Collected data

****

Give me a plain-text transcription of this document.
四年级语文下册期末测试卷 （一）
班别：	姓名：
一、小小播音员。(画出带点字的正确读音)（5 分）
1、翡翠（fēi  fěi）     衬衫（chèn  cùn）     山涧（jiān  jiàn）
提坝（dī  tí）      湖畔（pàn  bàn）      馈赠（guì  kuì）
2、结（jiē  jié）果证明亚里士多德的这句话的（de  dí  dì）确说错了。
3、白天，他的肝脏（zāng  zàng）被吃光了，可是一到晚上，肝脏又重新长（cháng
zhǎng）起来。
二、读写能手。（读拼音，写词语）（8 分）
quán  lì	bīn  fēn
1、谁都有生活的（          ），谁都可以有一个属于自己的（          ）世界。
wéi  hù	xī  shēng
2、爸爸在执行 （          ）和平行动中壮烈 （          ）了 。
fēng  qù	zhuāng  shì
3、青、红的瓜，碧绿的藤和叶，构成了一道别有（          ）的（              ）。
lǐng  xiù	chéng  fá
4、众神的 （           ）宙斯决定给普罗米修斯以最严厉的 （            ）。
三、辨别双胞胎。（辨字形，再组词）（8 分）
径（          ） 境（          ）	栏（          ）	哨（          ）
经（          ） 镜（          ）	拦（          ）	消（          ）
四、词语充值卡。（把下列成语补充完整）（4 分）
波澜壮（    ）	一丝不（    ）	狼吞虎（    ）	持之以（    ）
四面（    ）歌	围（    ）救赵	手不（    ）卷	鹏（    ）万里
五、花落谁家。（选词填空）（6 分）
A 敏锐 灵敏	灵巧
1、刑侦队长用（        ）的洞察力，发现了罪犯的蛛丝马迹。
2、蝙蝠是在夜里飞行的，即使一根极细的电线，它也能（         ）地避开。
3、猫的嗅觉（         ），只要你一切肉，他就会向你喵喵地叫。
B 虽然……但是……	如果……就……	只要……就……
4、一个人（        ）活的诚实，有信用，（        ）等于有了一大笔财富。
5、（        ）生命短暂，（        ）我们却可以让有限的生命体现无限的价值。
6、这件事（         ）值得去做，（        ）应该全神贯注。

****

Here, the records must be output exactly and in full.

Give me a plain-text transcription of this document.
四年级语文下册期末测试卷 （一）
班别：	姓名：
一、小小播音员。(画出带点字的正确读音)（5 分）
1、翡翠（fēi  fěi）     衬衫（chèn  cùn）     山涧（jiān  jiàn）
提坝（dī  tí）      湖畔（pàn  bàn）      馈赠（guì  kuì）
2、结（jiē  jié）果证明亚里士多德的这句话的（de  dí  dì）确说错了。
3、白天，他的肝脏（zāng  zàng）被吃光了，可是一到晚上，肝脏又重新长（cháng
zhǎng）起来。
二、读写能手。（读拼音，写词语）（8 分）
quán  lì	bīn  fēn
1、谁都有生活的（          ），谁都可以有一个属于自己的（          ）世界。
wéi  hù	xī  shēng
2、爸爸在执行 （          ）和平行动中壮烈 （          ）了 。
fēng  qù	zhuāng  shì
3、青、红的瓜，碧绿的藤和叶，构成了一道别有（          ）的（              ）。
lǐng  xiù	chéng  fá
4、众神的 （           ）宙斯决定给普罗米修斯以最严厉的 （            ）。
三、辨别双胞胎。（辨字形，再组词）（8 分）
径（          ） 境（          ）	栏（          ）	哨（          ）
经（          ） 镜（          ）	拦（          ）	消（          ）
四、词语充值卡。（把下列成语补充完整）（4 分）
波澜壮（    ）	一丝不（    ）	狼吞虎（    ）	持之以（    ）
四面（    ）歌	围（    ）救赵	手不（    ）卷	鹏（    ）万里
五、花落谁家。（选词填空）（6 分）
A 敏锐 灵敏	灵巧
1、刑侦队长用（        ）的洞察力，发现了罪犯的蛛丝马迹。
2、蝙蝠是在夜里飞行的，即使一根极细的电线，它也能（         ）地避开。
3、猫的嗅觉（         ），只要你一切肉，他就会向你喵喵地叫。
B 虽然……但是……	如果……就……	只要……就……
4、一个人（        ）活的诚实，有信用，（        ）等于有了一大笔财富。
5、（        ）生命短暂，（        ）我们却可以让有限的生命体现无限的价值。
6、这件事（         ）值得去做，（        ）应该全神贯注。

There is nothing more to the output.